Given exercise:
Locate the word "predictability" in the entries below, then gather every line that holds it.

** START OF The records **

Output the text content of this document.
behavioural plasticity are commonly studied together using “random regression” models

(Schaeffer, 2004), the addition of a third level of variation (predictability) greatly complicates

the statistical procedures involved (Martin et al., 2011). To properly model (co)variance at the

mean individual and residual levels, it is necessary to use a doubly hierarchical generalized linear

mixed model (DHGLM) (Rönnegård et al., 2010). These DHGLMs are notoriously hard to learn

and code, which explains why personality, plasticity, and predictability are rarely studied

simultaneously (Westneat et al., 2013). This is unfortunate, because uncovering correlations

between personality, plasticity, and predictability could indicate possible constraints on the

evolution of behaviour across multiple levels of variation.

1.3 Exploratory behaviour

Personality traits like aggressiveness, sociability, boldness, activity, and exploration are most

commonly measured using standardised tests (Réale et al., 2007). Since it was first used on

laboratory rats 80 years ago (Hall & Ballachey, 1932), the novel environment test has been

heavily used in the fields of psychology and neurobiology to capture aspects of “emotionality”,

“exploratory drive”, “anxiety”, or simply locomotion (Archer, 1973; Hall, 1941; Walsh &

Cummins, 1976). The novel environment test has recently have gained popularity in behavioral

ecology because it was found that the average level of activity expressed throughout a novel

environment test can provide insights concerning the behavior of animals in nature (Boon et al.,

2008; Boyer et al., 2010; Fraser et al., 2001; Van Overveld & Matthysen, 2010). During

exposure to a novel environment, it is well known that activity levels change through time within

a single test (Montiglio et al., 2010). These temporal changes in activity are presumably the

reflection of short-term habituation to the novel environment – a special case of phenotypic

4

** END OF The records **
** START OF The records **

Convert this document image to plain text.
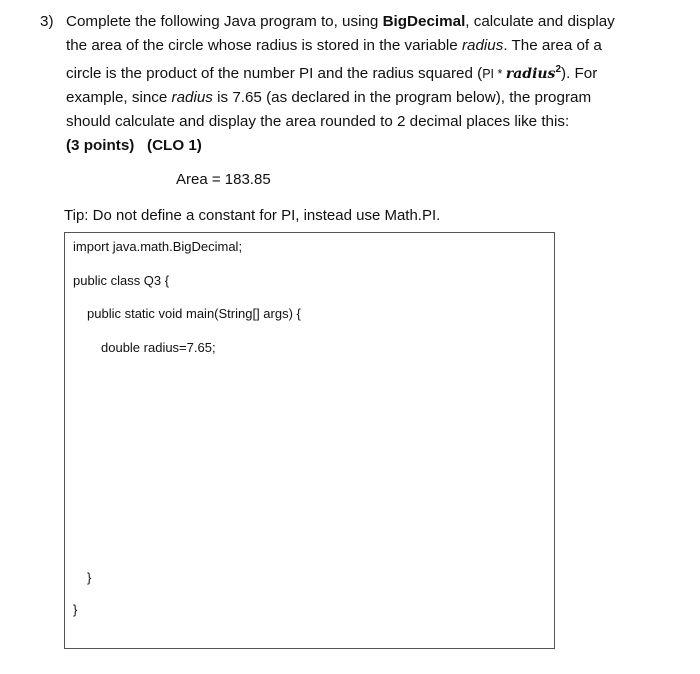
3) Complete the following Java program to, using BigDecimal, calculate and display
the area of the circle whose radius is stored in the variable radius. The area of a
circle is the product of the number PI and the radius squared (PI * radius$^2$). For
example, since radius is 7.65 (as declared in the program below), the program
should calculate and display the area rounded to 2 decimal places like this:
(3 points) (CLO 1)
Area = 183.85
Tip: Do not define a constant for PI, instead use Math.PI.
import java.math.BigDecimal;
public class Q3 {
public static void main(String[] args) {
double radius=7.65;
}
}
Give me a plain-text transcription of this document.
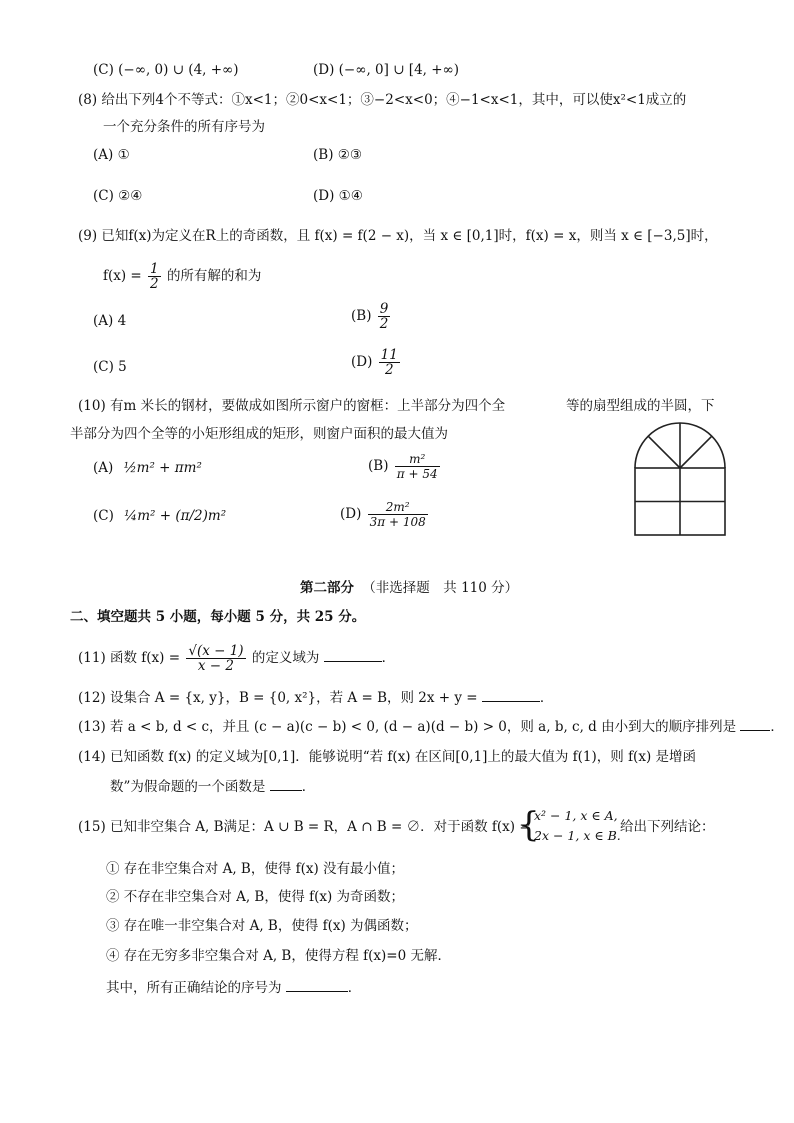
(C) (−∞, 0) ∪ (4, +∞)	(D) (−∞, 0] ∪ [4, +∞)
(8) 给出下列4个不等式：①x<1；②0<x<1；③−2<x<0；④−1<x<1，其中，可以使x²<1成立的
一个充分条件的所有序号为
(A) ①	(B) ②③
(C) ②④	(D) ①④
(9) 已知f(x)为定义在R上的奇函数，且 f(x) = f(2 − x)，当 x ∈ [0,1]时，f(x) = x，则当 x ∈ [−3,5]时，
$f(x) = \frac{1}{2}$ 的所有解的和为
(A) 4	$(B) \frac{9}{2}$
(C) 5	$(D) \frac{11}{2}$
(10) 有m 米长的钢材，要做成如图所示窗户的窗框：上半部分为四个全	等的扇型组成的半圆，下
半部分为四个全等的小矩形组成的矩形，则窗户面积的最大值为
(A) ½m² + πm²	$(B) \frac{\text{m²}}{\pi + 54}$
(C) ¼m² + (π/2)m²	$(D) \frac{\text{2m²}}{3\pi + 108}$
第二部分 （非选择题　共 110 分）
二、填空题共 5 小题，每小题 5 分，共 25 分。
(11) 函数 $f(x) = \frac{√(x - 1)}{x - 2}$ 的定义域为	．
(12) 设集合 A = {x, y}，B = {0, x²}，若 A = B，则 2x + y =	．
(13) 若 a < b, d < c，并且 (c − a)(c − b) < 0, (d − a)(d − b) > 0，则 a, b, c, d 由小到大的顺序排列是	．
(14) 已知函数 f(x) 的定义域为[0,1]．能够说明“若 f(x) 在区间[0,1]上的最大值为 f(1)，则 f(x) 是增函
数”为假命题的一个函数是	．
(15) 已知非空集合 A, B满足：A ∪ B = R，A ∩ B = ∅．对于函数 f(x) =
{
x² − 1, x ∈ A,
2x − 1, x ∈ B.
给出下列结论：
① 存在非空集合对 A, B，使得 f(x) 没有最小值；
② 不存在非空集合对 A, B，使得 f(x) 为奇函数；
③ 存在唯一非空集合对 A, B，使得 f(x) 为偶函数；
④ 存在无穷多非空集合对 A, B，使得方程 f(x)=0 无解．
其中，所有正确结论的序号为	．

** END OF The records **

Solution for this exercise:
(Schaeffer, 2004), the addition of a third level of variation (predictability) greatly complicates
and code, which explains why personality, plasticity, and predictability are rarely studied
between personality, plasticity, and predictability could indicate possible constraints on the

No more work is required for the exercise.